/---
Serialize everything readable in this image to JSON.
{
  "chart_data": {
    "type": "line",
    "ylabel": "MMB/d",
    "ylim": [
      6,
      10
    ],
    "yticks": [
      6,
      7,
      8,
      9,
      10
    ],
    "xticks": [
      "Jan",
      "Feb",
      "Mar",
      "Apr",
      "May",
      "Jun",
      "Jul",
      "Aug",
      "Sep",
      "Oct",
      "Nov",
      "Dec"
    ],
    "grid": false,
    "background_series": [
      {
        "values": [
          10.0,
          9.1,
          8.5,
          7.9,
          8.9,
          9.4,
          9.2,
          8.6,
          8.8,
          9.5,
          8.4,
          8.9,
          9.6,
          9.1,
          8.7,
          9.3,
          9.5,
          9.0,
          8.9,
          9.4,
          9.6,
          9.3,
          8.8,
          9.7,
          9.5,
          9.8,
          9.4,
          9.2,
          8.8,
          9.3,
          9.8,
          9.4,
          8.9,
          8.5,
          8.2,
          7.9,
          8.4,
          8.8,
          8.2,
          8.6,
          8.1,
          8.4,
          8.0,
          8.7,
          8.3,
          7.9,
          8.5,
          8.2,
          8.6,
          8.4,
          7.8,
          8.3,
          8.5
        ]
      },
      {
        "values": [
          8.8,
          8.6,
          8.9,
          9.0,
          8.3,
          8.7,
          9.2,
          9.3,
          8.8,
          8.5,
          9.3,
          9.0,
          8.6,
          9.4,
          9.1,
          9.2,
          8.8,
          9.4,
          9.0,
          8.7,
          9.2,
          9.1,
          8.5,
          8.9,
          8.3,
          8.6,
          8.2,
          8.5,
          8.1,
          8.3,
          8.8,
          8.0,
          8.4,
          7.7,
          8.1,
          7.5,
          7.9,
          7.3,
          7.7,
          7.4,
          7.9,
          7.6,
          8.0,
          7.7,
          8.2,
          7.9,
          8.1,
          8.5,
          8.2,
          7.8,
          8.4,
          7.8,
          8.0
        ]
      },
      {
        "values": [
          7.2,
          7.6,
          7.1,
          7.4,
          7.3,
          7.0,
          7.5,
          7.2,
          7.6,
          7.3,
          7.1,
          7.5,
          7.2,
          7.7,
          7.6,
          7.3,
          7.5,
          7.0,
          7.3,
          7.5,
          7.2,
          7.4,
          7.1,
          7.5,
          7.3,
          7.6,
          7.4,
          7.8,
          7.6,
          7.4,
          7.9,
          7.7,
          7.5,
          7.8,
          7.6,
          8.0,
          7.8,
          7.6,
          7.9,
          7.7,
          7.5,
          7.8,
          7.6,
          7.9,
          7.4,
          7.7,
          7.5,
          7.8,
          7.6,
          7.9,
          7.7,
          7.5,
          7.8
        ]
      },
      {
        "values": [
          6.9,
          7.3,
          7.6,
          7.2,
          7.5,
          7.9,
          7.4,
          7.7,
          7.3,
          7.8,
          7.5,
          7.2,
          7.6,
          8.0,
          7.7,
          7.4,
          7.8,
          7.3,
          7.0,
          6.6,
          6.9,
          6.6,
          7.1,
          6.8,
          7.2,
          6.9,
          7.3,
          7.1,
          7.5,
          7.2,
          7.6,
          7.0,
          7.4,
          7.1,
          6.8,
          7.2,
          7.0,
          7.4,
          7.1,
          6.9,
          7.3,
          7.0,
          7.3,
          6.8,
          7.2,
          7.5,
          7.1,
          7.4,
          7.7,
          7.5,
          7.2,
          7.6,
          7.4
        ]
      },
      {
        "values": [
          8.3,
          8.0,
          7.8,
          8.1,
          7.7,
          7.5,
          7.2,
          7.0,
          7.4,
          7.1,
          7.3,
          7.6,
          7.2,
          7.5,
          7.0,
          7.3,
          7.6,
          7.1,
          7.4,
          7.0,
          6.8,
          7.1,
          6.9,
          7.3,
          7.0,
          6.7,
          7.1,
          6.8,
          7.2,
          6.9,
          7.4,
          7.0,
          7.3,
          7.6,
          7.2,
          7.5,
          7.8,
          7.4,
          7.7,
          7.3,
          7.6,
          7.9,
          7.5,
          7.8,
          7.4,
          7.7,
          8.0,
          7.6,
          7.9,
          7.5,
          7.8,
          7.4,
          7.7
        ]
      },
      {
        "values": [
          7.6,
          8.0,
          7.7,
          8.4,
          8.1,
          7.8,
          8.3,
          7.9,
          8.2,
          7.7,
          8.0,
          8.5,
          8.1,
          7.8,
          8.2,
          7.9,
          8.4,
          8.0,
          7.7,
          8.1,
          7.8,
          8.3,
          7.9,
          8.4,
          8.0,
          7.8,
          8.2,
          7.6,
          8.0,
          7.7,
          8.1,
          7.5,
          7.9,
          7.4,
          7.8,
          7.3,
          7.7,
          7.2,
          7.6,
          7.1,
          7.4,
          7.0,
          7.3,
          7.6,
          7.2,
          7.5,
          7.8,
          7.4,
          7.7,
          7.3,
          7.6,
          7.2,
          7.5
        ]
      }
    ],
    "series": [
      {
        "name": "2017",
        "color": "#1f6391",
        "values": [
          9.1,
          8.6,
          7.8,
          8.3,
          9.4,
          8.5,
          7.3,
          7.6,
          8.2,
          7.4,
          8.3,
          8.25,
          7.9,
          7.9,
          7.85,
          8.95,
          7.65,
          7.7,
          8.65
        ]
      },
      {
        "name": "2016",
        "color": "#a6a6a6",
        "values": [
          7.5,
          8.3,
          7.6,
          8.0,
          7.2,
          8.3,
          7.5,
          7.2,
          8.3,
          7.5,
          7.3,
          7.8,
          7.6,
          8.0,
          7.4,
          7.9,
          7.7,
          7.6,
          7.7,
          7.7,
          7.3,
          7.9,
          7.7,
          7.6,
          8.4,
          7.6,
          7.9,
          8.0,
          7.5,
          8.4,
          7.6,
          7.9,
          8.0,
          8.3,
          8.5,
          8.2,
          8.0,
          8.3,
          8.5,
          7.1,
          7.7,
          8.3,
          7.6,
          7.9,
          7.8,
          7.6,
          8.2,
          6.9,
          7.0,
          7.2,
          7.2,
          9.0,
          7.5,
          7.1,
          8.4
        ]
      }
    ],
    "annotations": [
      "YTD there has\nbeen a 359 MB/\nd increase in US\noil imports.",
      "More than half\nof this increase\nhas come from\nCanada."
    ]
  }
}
\---
REQUEST: In the entries above, locate every line with the word "increase" and copy it.

FINISHED ANSWER:
      "YTD there has\nbeen a 359 MB/\nd increase in US\noil imports.",
      "More than half\nof this increase\nhas come from\nCanada."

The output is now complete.